Records excerpted from a collection:
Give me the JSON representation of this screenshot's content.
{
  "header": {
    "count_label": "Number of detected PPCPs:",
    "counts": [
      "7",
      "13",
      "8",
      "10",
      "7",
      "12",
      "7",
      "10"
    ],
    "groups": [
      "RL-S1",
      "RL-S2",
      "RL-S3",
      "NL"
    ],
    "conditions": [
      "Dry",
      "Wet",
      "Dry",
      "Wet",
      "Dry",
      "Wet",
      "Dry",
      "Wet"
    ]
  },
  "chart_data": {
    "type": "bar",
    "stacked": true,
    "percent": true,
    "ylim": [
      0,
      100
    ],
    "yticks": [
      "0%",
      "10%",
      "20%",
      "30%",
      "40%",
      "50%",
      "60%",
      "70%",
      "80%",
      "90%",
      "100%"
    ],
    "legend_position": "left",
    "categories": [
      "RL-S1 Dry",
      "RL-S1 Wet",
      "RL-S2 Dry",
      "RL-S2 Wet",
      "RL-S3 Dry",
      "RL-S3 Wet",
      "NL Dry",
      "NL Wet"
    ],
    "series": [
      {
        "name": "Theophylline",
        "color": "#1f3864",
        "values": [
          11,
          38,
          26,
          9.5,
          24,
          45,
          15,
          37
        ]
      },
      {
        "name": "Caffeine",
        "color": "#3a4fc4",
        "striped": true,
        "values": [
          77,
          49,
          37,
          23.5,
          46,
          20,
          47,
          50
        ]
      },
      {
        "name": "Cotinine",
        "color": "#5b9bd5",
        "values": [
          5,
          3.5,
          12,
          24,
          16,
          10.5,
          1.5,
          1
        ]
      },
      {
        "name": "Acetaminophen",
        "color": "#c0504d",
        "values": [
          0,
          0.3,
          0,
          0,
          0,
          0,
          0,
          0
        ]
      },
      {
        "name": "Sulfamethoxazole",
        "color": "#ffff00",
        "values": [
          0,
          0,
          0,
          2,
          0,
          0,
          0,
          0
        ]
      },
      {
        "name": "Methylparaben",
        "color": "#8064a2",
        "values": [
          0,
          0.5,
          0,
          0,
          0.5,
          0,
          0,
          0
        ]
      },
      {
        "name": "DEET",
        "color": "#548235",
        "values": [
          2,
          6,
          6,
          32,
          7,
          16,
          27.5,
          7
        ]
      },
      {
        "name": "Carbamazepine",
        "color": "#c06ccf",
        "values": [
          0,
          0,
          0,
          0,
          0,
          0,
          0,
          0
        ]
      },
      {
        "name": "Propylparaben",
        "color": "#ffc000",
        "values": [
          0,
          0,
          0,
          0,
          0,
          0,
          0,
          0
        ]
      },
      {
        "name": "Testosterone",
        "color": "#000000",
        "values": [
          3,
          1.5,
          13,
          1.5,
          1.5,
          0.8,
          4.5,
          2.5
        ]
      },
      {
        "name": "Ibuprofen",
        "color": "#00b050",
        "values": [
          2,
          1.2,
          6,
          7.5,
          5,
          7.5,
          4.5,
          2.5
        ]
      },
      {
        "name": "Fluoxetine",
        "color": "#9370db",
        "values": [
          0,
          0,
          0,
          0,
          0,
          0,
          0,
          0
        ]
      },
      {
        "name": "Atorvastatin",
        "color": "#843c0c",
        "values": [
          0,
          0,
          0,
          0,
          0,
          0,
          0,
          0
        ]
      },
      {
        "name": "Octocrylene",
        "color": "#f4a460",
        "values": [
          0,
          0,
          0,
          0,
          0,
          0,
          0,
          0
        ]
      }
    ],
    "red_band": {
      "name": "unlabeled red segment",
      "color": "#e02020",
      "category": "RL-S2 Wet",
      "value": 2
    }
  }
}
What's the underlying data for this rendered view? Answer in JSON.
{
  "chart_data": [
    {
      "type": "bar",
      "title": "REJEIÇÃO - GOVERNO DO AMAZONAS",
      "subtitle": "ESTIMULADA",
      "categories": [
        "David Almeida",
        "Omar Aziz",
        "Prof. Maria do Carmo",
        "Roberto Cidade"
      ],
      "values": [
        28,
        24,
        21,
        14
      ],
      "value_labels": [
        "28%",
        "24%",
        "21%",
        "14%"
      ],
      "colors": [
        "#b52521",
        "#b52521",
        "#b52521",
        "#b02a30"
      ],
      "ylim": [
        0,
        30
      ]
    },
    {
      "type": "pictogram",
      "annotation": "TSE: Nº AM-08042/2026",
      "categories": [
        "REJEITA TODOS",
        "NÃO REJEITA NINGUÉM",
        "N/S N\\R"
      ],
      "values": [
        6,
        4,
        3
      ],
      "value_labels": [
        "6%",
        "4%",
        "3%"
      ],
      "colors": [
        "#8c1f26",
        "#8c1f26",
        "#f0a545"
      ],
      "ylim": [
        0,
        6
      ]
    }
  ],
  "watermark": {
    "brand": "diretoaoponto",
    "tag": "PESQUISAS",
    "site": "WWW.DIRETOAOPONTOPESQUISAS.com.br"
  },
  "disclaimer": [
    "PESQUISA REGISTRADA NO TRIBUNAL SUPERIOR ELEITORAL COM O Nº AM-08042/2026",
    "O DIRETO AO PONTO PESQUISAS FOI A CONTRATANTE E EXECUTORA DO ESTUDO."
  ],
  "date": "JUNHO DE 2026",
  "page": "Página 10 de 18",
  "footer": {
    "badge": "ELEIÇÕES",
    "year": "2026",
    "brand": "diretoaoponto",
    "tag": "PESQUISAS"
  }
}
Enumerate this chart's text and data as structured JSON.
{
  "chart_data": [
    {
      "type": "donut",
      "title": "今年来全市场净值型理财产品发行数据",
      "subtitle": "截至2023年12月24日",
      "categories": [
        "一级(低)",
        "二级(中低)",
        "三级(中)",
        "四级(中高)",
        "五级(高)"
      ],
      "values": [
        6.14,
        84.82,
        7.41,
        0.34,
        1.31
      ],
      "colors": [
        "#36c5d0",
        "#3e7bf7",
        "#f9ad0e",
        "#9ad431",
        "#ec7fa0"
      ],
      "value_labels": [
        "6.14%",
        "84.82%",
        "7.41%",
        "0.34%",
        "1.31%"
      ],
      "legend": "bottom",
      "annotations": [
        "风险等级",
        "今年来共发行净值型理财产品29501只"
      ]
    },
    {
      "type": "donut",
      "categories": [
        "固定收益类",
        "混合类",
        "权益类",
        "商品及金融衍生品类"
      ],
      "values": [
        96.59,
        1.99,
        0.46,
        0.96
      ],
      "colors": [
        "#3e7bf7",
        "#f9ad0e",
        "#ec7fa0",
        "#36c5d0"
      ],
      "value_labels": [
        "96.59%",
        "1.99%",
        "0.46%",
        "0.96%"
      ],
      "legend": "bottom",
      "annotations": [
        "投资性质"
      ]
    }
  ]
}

== WHAT YOU HAVE TO DO ==
Take the material above and return all of it exactly.

== WORKED ANSWER ==
Give me the JSON representation of this screenshot's content.
{
  "header": {
    "count_label": "Number of detected PPCPs:",
    "counts": [
      "7",
      "13",
      "8",
      "10",
      "7",
      "12",
      "7",
      "10"
    ],
    "groups": [
      "RL-S1",
      "RL-S2",
      "RL-S3",
      "NL"
    ],
    "conditions": [
      "Dry",
      "Wet",
      "Dry",
      "Wet",
      "Dry",
      "Wet",
      "Dry",
      "Wet"
    ]
  },
  "chart_data": {
    "type": "bar",
    "stacked": true,
    "percent": true,
    "ylim": [
      0,
      100
    ],
    "yticks": [
      "0%",
      "10%",
      "20%",
      "30%",
      "40%",
      "50%",
      "60%",
      "70%",
      "80%",
      "90%",
      "100%"
    ],
    "legend_position": "left",
    "categories": [
      "RL-S1 Dry",
      "RL-S1 Wet",
      "RL-S2 Dry",
      "RL-S2 Wet",
      "RL-S3 Dry",
      "RL-S3 Wet",
      "NL Dry",
      "NL Wet"
    ],
    "series": [
      {
        "name": "Theophylline",
        "color": "#1f3864",
        "values": [
          11,
          38,
          26,
          9.5,
          24,
          45,
          15,
          37
        ]
      },
      {
        "name": "Caffeine",
        "color": "#3a4fc4",
        "striped": true,
        "values": [
          77,
          49,
          37,
          23.5,
          46,
          20,
          47,
          50
        ]
      },
      {
        "name": "Cotinine",
        "color": "#5b9bd5",
        "values": [
          5,
          3.5,
          12,
          24,
          16,
          10.5,
          1.5,
          1
        ]
      },
      {
        "name": "Acetaminophen",
        "color": "#c0504d",
        "values": [
          0,
          0.3,
          0,
          0,
          0,
          0,
          0,
          0
        ]
      },
      {
        "name": "Sulfamethoxazole",
        "color": "#ffff00",
        "values": [
          0,
          0,
          0,
          2,
          0,
          0,
          0,
          0
        ]
      },
      {
        "name": "Methylparaben",
        "color": "#8064a2",
        "values": [
          0,
          0.5,
          0,
          0,
          0.5,
          0,
          0,
          0
        ]
      },
      {
        "name": "DEET",
        "color": "#548235",
        "values": [
          2,
          6,
          6,
          32,
          7,
          16,
          27.5,
          7
        ]
      },
      {
        "name": "Carbamazepine",
        "color": "#c06ccf",
        "values": [
          0,
          0,
          0,
          0,
          0,
          0,
          0,
          0
        ]
      },
      {
        "name": "Propylparaben",
        "color": "#ffc000",
        "values": [
          0,
          0,
          0,
          0,
          0,
          0,
          0,
          0
        ]
      },
      {
        "name": "Testosterone",
        "color": "#000000",
        "values": [
          3,
          1.5,
          13,
          1.5,
          1.5,
          0.8,
          4.5,
          2.5
        ]
      },
      {
        "name": "Ibuprofen",
        "color": "#00b050",
        "values": [
          2,
          1.2,
          6,
          7.5,
          5,
          7.5,
          4.5,
          2.5
        ]
      },
      {
        "name": "Fluoxetine",
        "color": "#9370db",
        "values": [
          0,
          0,
          0,
          0,
          0,
          0,
          0,
          0
        ]
      },
      {
        "name": "Atorvastatin",
        "color": "#843c0c",
        "values": [
          0,
          0,
          0,
          0,
          0,
          0,
          0,
          0
        ]
      },
      {
        "name": "Octocrylene",
        "color": "#f4a460",
        "values": [
          0,
          0,
          0,
          0,
          0,
          0,
          0,
          0
        ]
      }
    ],
    "red_band": {
      "name": "unlabeled red segment",
      "color": "#e02020",
      "category": "RL-S2 Wet",
      "value": 2
    }
  }
}
What's the underlying data for this rendered view? Answer in JSON.
{
  "chart_data": [
    {
      "type": "bar",
      "title": "REJEIÇÃO - GOVERNO DO AMAZONAS",
      "subtitle": "ESTIMULADA",
      "categories": [
        "David Almeida",
        "Omar Aziz",
        "Prof. Maria do Carmo",
        "Roberto Cidade"
      ],
      "values": [
        28,
        24,
        21,
        14
      ],
      "value_labels": [
        "28%",
        "24%",
        "21%",
        "14%"
      ],
      "colors": [
        "#b52521",
        "#b52521",
        "#b52521",
        "#b02a30"
      ],
      "ylim": [
        0,
        30
      ]
    },
    {
      "type": "pictogram",
      "annotation": "TSE: Nº AM-08042/2026",
      "categories": [
        "REJEITA TODOS",
        "NÃO REJEITA NINGUÉM",
        "N/S N\\R"
      ],
      "values": [
        6,
        4,
        3
      ],
      "value_labels": [
        "6%",
        "4%",
        "3%"
      ],
      "colors": [
        "#8c1f26",
        "#8c1f26",
        "#f0a545"
      ],
      "ylim": [
        0,
        6
      ]
    }
  ],
  "watermark": {
    "brand": "diretoaoponto",
    "tag": "PESQUISAS",
    "site": "WWW.DIRETOAOPONTOPESQUISAS.com.br"
  },
  "disclaimer": [
    "PESQUISA REGISTRADA NO TRIBUNAL SUPERIOR ELEITORAL COM O Nº AM-08042/2026",
    "O DIRETO AO PONTO PESQUISAS FOI A CONTRATANTE E EXECUTORA DO ESTUDO."
  ],
  "date": "JUNHO DE 2026",
  "page": "Página 10 de 18",
  "footer": {
    "badge": "ELEIÇÕES",
    "year": "2026",
    "brand": "diretoaoponto",
    "tag": "PESQUISAS"
  }
}
Enumerate this chart's text and data as structured JSON.
{
  "chart_data": [
    {
      "type": "donut",
      "title": "今年来全市场净值型理财产品发行数据",
      "subtitle": "截至2023年12月24日",
      "categories": [
        "一级(低)",
        "二级(中低)",
        "三级(中)",
        "四级(中高)",
        "五级(高)"
      ],
      "values": [
        6.14,
        84.82,
        7.41,
        0.34,
        1.31
      ],
      "colors": [
        "#36c5d0",
        "#3e7bf7",
        "#f9ad0e",
        "#9ad431",
        "#ec7fa0"
      ],
      "value_labels": [
        "6.14%",
        "84.82%",
        "7.41%",
        "0.34%",
        "1.31%"
      ],
      "legend": "bottom",
      "annotations": [
        "风险等级",
        "今年来共发行净值型理财产品29501只"
      ]
    },
    {
      "type": "donut",
      "categories": [
        "固定收益类",
        "混合类",
        "权益类",
        "商品及金融衍生品类"
      ],
      "values": [
        96.59,
        1.99,
        0.46,
        0.96
      ],
      "colors": [
        "#3e7bf7",
        "#f9ad0e",
        "#ec7fa0",
        "#36c5d0"
      ],
      "value_labels": [
        "96.59%",
        "1.99%",
        "0.46%",
        "0.96%"
      ],
      "legend": "bottom",
      "annotations": [
        "投资性质"
      ]
    }
  ]
}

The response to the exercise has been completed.